[START]
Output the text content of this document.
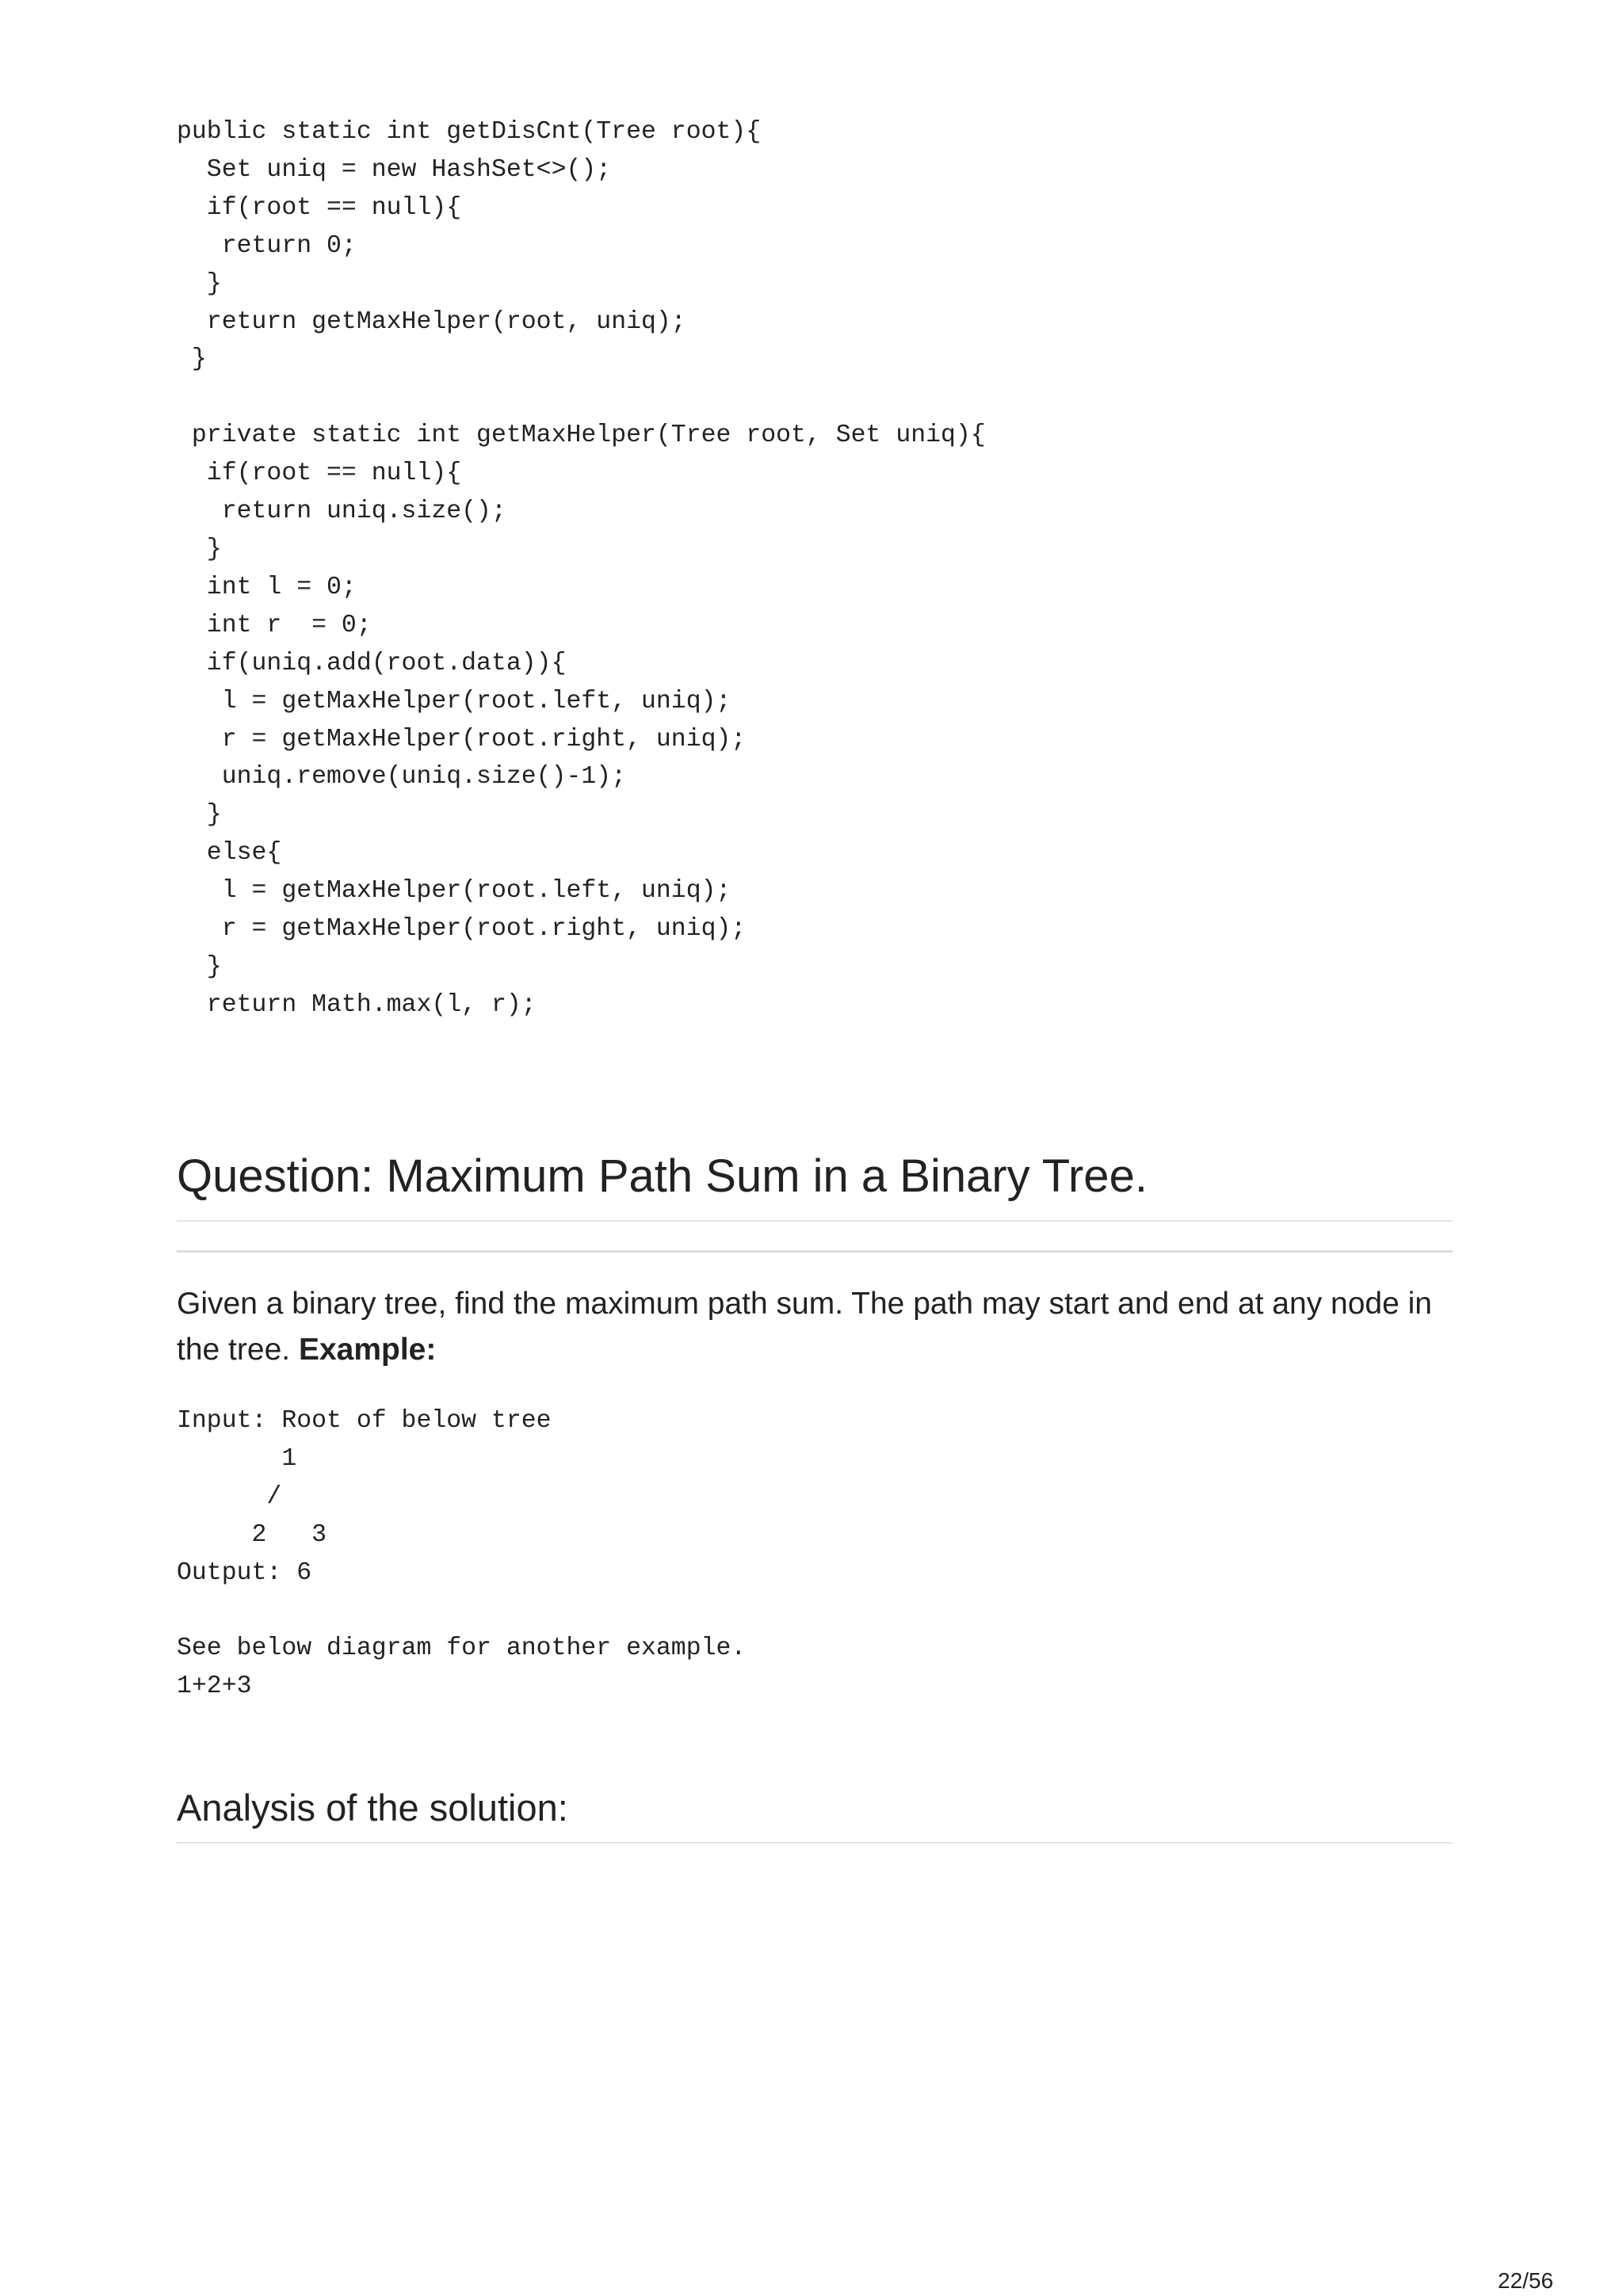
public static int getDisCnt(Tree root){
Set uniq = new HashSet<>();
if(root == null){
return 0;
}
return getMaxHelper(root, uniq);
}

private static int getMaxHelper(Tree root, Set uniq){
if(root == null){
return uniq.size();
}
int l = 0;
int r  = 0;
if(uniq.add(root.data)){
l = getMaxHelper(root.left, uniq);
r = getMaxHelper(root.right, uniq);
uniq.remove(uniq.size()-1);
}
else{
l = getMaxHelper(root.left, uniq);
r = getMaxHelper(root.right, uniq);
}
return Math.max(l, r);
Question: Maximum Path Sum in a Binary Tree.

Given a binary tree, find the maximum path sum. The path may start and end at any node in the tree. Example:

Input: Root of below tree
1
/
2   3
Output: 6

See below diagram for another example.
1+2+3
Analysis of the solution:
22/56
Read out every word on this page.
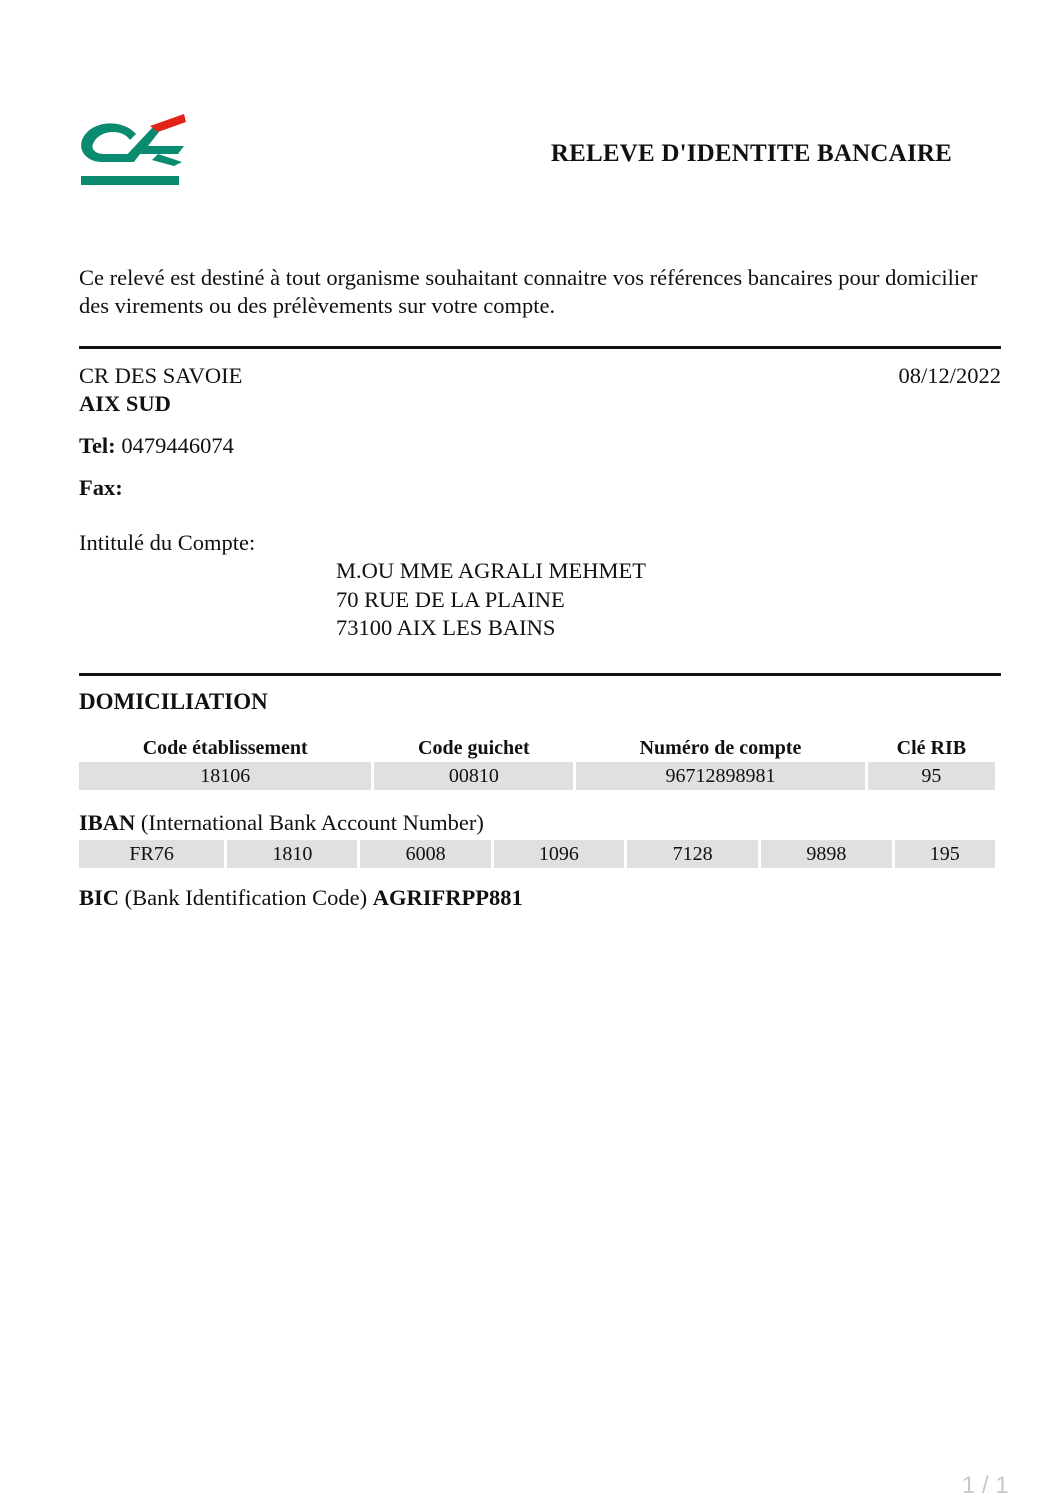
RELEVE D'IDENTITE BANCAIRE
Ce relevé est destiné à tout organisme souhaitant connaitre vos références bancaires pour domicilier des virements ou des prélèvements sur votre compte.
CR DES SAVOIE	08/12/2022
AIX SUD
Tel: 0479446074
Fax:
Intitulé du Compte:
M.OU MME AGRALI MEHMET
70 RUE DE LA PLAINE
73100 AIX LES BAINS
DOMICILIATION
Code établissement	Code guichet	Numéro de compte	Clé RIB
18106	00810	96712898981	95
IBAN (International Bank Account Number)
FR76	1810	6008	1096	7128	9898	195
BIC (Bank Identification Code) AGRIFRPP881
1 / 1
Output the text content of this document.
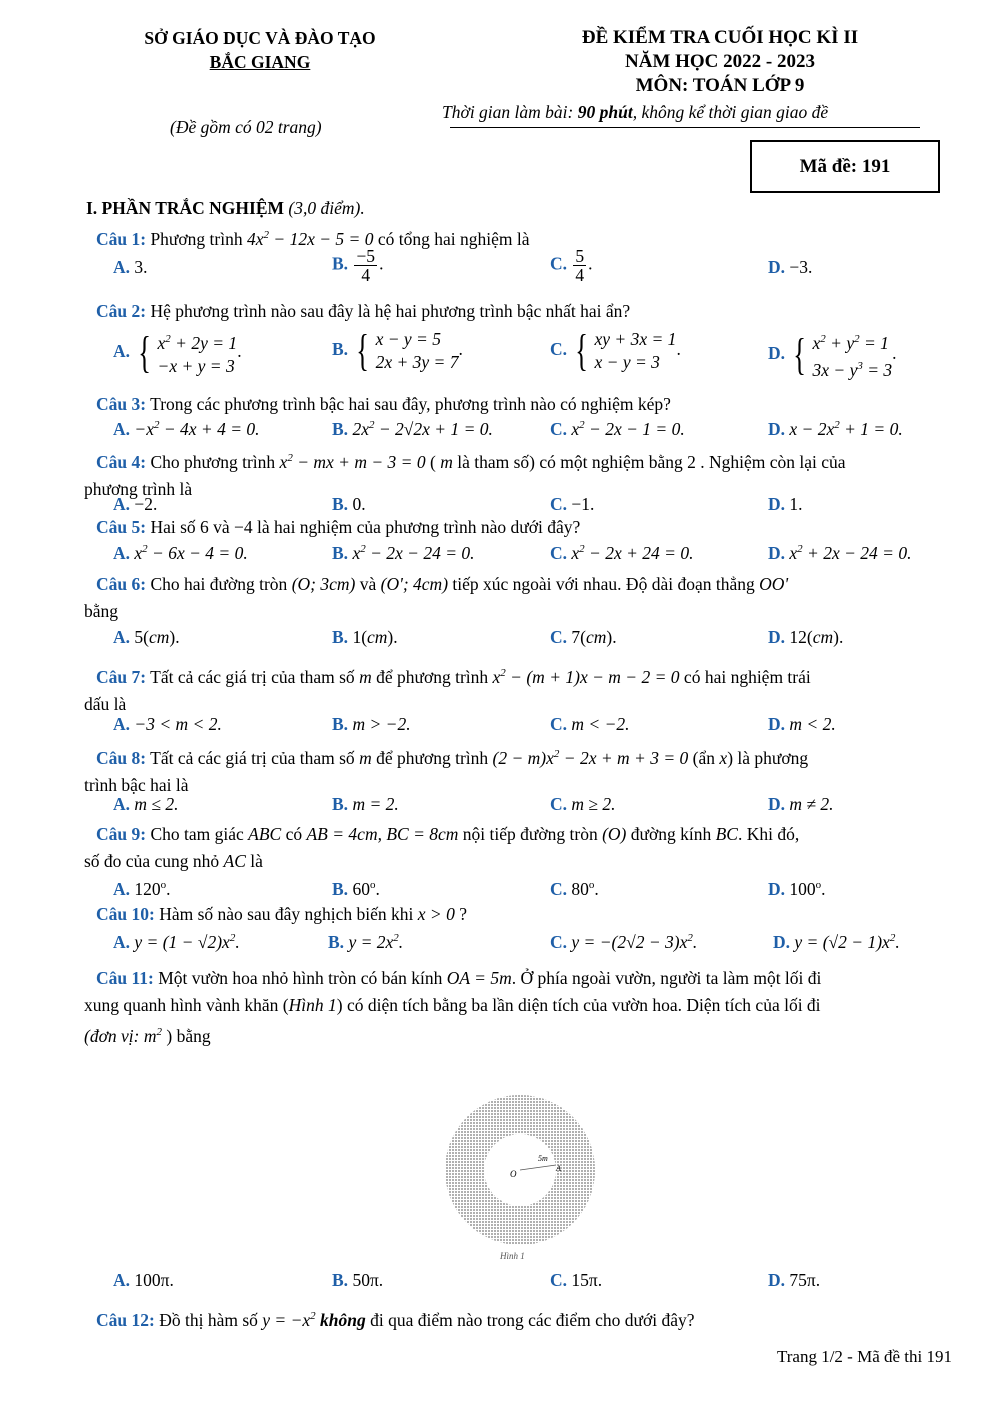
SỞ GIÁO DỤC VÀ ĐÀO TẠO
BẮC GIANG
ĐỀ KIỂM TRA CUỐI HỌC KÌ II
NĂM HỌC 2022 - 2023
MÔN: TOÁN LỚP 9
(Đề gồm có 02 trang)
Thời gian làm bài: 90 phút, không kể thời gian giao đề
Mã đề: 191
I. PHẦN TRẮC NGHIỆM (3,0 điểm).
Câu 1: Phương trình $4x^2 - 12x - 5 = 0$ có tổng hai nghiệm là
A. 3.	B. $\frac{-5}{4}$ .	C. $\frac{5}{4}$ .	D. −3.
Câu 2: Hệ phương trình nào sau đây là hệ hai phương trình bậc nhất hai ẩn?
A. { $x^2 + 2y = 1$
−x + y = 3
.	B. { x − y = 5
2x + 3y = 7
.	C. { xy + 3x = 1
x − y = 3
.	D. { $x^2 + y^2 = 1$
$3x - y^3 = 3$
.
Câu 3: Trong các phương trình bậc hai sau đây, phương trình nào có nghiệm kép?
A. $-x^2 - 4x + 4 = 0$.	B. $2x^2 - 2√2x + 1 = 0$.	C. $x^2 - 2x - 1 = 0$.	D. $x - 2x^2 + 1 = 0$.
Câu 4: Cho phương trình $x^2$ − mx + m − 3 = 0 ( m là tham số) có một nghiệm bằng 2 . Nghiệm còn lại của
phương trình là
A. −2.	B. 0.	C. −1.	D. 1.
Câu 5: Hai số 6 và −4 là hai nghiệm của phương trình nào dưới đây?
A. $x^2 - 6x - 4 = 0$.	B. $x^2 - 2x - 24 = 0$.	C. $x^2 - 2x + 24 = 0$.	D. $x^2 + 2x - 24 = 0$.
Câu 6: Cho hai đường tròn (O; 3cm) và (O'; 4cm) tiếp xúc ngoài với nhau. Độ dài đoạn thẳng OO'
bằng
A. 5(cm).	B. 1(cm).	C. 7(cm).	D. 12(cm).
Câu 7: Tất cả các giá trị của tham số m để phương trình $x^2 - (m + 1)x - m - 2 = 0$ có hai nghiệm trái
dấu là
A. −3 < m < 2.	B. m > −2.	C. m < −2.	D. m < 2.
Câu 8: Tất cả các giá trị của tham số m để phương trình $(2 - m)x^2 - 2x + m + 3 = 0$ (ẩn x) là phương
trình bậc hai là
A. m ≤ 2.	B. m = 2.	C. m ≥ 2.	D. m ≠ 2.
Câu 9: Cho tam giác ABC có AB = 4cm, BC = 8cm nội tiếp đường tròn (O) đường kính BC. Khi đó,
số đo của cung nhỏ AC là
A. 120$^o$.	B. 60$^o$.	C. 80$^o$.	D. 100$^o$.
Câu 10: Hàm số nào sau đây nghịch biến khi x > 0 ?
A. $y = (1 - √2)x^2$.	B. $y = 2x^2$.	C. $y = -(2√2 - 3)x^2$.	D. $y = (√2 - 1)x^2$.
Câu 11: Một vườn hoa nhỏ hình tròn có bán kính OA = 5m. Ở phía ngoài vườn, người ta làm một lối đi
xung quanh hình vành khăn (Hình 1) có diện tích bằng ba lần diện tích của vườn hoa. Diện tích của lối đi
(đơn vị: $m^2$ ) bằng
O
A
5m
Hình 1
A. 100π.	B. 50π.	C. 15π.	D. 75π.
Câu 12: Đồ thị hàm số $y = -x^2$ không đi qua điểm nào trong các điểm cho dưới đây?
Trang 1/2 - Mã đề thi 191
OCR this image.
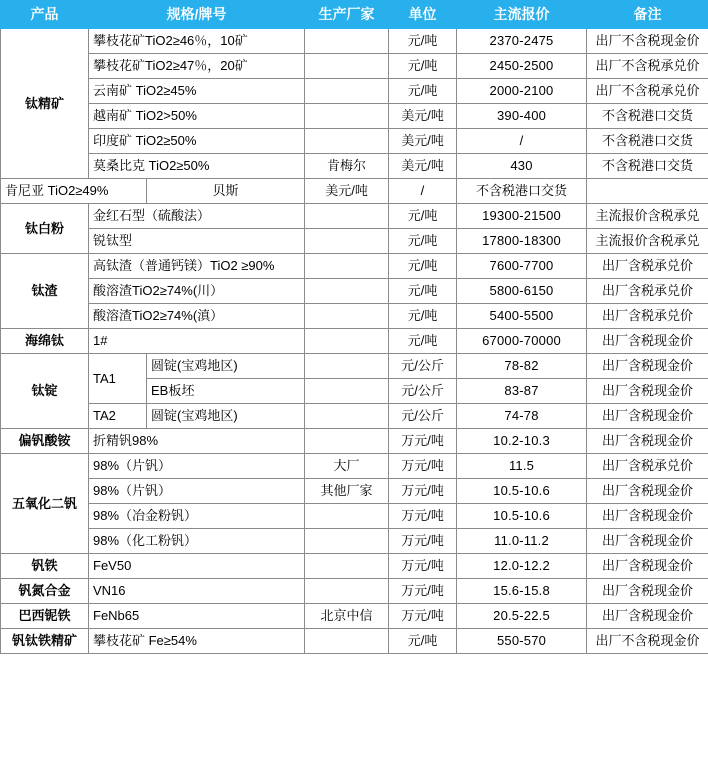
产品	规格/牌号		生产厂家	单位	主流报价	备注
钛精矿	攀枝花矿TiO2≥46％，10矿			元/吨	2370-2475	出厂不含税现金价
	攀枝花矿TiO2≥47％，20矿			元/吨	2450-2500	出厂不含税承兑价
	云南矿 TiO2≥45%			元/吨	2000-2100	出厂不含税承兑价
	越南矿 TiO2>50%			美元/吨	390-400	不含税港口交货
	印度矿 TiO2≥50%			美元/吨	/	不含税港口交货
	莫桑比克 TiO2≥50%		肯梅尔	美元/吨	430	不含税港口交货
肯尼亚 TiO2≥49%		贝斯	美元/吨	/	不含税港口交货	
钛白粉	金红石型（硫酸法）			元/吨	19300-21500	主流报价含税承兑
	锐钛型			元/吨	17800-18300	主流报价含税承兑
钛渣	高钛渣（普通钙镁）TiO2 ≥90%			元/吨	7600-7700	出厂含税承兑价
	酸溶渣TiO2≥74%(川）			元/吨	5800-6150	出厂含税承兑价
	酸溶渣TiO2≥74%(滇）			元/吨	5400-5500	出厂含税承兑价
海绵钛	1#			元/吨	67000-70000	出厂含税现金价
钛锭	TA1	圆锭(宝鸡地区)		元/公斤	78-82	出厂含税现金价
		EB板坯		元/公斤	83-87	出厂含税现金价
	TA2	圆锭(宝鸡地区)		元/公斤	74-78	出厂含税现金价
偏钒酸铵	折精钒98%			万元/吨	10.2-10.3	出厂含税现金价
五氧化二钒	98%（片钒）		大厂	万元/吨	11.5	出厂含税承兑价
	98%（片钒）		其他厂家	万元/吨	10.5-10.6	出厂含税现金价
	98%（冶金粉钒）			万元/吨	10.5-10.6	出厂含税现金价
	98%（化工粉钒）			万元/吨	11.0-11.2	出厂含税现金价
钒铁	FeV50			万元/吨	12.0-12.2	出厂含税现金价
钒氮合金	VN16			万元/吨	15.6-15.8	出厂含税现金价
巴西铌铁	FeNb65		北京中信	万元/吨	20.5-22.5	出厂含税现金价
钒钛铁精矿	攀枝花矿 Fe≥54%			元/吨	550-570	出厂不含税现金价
[END]
Identify and copy all lines with the word "this".

Output the text content of this document.
Read out every word on this page.
Output the text content of this document.
OCR this image.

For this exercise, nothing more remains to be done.